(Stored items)
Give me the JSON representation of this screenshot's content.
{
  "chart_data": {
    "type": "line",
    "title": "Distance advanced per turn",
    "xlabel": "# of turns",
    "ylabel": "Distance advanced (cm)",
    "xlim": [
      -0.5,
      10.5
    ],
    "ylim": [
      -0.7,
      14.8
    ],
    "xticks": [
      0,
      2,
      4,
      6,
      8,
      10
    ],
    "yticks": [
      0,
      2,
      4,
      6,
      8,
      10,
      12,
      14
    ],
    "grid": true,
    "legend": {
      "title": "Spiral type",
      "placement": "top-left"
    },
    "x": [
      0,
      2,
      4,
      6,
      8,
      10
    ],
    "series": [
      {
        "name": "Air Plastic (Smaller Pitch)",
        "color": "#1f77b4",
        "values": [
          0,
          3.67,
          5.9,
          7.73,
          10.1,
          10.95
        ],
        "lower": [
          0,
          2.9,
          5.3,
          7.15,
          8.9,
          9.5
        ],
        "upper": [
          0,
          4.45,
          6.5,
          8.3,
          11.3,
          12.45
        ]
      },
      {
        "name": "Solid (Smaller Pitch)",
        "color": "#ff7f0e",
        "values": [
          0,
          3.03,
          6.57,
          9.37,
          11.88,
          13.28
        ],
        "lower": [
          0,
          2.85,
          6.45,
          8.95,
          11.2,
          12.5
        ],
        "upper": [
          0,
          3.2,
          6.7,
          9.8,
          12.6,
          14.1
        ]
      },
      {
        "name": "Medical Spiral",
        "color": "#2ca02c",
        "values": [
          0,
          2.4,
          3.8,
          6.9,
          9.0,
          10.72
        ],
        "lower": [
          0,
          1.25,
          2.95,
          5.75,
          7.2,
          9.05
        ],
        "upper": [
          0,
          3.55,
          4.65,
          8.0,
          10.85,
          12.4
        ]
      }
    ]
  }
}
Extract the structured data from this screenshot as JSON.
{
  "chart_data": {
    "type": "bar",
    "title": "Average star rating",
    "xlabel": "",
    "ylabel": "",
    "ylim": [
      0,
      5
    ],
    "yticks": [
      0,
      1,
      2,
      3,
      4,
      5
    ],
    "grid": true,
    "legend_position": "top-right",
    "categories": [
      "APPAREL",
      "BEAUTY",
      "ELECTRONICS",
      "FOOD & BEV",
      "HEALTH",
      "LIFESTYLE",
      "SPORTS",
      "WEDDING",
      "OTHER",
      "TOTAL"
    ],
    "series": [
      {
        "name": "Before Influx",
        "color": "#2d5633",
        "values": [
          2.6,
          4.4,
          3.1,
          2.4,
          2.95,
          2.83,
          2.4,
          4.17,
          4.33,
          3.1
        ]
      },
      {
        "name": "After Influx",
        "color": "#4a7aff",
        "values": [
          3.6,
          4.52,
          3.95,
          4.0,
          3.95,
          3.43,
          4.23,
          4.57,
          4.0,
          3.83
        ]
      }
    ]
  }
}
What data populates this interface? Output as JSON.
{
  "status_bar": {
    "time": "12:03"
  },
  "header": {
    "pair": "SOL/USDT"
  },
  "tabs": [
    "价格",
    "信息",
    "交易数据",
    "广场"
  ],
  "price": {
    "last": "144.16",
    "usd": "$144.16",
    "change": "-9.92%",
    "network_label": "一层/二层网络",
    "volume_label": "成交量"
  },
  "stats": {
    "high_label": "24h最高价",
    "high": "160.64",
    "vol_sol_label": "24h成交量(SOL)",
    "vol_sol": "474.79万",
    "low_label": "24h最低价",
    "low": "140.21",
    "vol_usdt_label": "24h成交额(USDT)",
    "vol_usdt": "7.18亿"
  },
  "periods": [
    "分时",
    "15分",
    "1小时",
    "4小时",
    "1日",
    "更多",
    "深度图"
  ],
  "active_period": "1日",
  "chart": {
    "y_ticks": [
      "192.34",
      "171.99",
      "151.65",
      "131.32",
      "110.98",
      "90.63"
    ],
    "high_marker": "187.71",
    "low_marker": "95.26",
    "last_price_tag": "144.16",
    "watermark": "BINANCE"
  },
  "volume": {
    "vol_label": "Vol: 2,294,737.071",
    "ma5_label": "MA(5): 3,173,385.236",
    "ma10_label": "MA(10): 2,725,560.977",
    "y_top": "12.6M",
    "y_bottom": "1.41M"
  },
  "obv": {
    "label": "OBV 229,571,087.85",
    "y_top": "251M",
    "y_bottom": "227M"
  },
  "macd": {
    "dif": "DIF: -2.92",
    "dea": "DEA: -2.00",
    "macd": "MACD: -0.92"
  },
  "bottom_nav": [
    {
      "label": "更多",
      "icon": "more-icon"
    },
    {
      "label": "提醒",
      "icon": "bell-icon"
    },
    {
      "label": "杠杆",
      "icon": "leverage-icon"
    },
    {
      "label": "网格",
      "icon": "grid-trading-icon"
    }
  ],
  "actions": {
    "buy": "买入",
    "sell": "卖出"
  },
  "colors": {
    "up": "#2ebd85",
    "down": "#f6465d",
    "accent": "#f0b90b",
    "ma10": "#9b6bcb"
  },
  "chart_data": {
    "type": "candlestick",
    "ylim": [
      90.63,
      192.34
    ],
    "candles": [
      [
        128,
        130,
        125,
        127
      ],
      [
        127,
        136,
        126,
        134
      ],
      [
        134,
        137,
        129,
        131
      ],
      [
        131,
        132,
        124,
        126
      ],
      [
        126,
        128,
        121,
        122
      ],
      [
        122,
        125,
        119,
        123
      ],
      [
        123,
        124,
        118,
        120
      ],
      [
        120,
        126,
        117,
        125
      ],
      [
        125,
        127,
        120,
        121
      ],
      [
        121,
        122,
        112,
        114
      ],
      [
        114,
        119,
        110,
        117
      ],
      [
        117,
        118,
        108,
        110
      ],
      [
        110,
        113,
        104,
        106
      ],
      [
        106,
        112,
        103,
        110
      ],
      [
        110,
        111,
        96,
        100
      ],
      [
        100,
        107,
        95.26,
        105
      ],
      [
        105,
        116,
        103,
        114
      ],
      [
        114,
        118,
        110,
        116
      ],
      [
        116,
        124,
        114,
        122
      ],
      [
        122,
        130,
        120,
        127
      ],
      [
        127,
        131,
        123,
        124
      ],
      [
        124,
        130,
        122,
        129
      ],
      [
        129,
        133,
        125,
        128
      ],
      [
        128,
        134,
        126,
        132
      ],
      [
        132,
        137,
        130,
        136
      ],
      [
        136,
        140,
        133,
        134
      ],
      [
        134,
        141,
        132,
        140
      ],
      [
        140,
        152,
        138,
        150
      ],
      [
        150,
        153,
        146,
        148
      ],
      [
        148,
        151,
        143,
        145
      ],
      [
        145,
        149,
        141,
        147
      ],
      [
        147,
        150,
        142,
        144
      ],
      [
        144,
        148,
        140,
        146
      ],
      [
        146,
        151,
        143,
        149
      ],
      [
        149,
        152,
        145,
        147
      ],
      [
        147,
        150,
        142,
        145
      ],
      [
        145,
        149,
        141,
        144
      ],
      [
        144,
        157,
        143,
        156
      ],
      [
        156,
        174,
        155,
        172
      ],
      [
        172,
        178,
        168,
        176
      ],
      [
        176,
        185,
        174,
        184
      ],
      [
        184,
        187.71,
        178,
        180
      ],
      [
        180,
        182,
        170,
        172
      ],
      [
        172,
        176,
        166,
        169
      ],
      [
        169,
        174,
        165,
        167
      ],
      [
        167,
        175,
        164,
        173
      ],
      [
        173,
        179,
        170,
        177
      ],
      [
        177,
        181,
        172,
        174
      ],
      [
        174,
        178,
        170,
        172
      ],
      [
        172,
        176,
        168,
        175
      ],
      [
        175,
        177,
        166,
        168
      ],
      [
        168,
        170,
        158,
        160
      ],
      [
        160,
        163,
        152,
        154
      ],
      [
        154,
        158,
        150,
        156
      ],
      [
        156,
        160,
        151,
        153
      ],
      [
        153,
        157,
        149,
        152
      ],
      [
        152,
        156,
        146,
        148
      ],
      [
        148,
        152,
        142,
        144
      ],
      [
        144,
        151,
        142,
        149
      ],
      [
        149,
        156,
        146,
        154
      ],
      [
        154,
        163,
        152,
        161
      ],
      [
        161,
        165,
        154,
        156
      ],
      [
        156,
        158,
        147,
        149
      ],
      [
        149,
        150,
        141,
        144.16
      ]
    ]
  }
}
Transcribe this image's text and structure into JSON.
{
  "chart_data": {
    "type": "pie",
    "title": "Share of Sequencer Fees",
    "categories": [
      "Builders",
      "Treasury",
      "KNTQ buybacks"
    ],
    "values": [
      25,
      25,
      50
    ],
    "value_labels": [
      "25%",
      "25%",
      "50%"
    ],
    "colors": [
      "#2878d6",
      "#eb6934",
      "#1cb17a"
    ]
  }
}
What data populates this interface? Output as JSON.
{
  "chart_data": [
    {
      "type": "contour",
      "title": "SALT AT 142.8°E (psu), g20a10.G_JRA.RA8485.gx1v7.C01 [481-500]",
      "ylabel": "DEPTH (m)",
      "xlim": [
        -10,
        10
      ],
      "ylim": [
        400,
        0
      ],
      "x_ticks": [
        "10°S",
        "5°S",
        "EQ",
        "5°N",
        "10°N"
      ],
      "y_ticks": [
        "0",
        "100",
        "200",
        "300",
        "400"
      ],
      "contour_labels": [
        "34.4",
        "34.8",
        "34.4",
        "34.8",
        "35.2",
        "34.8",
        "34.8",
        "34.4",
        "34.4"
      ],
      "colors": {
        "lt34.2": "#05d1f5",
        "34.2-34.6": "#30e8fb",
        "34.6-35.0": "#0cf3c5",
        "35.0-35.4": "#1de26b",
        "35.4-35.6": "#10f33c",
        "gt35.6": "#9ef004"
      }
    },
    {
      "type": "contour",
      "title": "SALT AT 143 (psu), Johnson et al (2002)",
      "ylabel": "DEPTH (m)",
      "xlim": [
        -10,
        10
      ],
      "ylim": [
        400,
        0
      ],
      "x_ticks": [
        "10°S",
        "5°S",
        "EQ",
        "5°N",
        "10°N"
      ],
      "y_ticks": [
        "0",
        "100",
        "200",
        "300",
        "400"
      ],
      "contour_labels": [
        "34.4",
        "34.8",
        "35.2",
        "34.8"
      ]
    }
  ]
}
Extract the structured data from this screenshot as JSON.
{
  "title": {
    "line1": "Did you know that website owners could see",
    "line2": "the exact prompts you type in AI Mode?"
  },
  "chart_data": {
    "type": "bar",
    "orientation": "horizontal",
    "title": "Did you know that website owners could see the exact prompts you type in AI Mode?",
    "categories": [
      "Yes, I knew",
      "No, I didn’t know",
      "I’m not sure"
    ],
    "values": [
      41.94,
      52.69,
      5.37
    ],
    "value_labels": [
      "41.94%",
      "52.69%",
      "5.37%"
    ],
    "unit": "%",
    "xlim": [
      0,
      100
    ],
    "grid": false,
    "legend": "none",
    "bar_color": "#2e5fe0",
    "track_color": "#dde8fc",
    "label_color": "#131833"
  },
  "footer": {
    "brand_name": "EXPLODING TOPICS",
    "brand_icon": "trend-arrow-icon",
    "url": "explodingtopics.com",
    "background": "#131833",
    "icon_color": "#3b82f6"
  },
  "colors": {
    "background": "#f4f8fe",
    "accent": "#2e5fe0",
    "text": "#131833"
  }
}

• Your goal
Pick out each line in the material containing "that".

• Finished task
    "line1": "Did you know that website owners could see",
    "title": "Did you know that website owners could see the exact prompts you type in AI Mode?",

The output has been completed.